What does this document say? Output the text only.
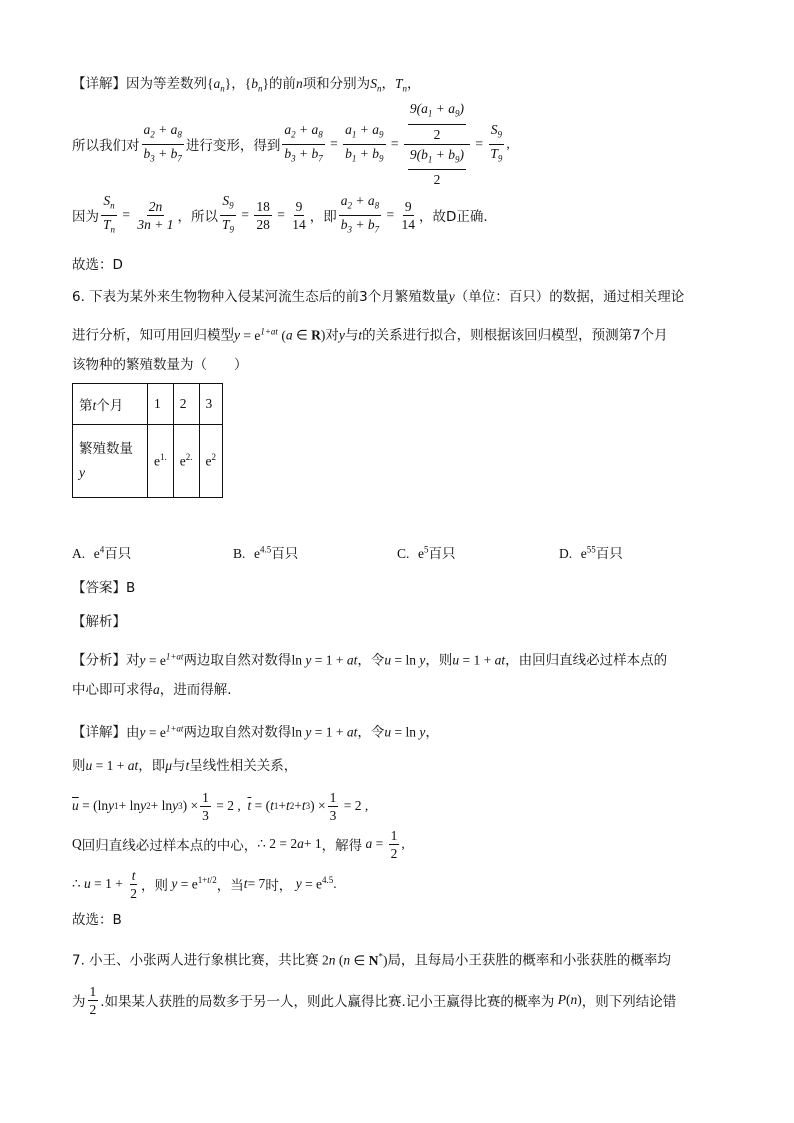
【详解】因为等差数列$\{a_n\}$，$\{b_n\}$的前n项和分别为$S_n$，$T_n$，
所以我们对 $\frac{a_2 + a_8}{b_3 + b_7}$ 进行变形，得到 $\frac{a_2 + a_8}{b_3 + b_7} = \frac{a_1 + a_9}{b_1 + b_9} = \frac{\frac{9(a_1 + a_9)}{2}}{\frac{9(b_1 + b_9)}{2}} = \frac{S_9}{T_9}$ ,
因为 $\frac{S_n}{T_n} = \frac{2n}{3n + 1}$ ，所以 $\frac{S_9}{T_9} = \frac{18}{28} = \frac{9}{14}$ ，即 $\frac{a_2 + a_8}{b_3 + b_7} = \frac{9}{14}$ ，故D正确.
故选：D
6. 下表为某外来生物物种入侵某河流生态后的前3个月繁殖数量y（单位：百只）的数据，通过相关理论
进行分析，知可用回归模型$y = e^{1+at}$ (a ∈ R)对y与t的关系进行拟合，则根据该回归模型，预测第7个月
该物种的繁殖数量为（　　）
第t个月	1	2	3
繁殖数量
y	$e^{1.}$	$e^{2.}$	$e^2$
A. $e^4$百只	B. $e^{4.5}$百只	C. $e^5$百只	D. $e^{55}$百只
【答案】B
【解析】
【分析】对$y = e^{1+at}$两边取自然对数得ln y = 1 + at，令u = ln y，则u = 1 + at，由回归直线必过样本点的
中心即可求得a，进而得解.
【详解】由$y = e^{1+at}$两边取自然对数得ln y = 1 + at，令u = ln y，
则u = 1 + at，即μ与t呈线性相关关系，
$\overline{u} = (\ln$ y 1 + ln y 2 + ln y 3 ) × $\frac{1}{3} = 2$ , $\overline{t}$ = ( t 1 + t 2 + t 3 ) × $\frac{1}{3} = 2$ ,
Q 回归直线必过样本点的中心， ∴ 2 = 2 a + 1 ，解得 $a = \frac{1}{2}$ ,
∴ $u = 1 + \frac{t}{2}$ ，则 $y = e^{1+t/2}$ ，当 t = 7 时， $y = e^{4.5}$ .
故选：B
7. 小王、小张两人进行象棋比赛，共比赛 2n (n ∈ N*)局，且每局小王获胜的概率和小张获胜的概率均
为 $\frac{1}{2}$ .如果某人获胜的局数多于另一人，则此人赢得比赛.记小王赢得比赛的概率为 P ( n ) ，则下列结论错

########################################

In the listing above, locate each line with "两边取自然对数得ln" and copy it.

【分析】对$y = e^{1+at}$两边取自然对数得ln y = 1 + at，令u = ln y，则u = 1 + at，由回归直线必过样本点的
【详解】由$y = e^{1+at}$两边取自然对数得ln y = 1 + at，令u = ln y，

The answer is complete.